[Aim]
Every line below should be repeated exactly.

[The records]
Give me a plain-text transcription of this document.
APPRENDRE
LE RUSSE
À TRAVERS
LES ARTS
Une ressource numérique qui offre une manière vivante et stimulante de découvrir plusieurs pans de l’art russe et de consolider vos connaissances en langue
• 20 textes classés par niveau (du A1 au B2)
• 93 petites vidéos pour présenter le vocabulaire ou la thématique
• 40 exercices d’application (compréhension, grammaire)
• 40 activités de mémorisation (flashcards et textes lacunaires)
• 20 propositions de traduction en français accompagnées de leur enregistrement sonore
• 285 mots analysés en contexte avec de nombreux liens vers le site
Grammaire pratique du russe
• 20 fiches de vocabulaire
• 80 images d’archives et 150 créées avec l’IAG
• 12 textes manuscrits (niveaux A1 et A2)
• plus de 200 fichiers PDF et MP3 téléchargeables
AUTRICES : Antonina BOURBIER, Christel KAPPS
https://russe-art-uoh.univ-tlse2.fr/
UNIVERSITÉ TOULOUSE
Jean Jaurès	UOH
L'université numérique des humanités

[Correct response]
Give me a plain-text transcription of this document.
APPRENDRE
LE RUSSE
À TRAVERS
LES ARTS
Une ressource numérique qui offre une manière vivante et stimulante de découvrir plusieurs pans de l’art russe et de consolider vos connaissances en langue
• 20 textes classés par niveau (du A1 au B2)
• 93 petites vidéos pour présenter le vocabulaire ou la thématique
• 40 exercices d’application (compréhension, grammaire)
• 40 activités de mémorisation (flashcards et textes lacunaires)
• 20 propositions de traduction en français accompagnées de leur enregistrement sonore
• 285 mots analysés en contexte avec de nombreux liens vers le site
Grammaire pratique du russe
• 20 fiches de vocabulaire
• 80 images d’archives et 150 créées avec l’IAG
• 12 textes manuscrits (niveaux A1 et A2)
• plus de 200 fichiers PDF et MP3 téléchargeables
AUTRICES : Antonina BOURBIER, Christel KAPPS
https://russe-art-uoh.univ-tlse2.fr/
UNIVERSITÉ TOULOUSE
Jean Jaurès	UOH
L'université numérique des humanités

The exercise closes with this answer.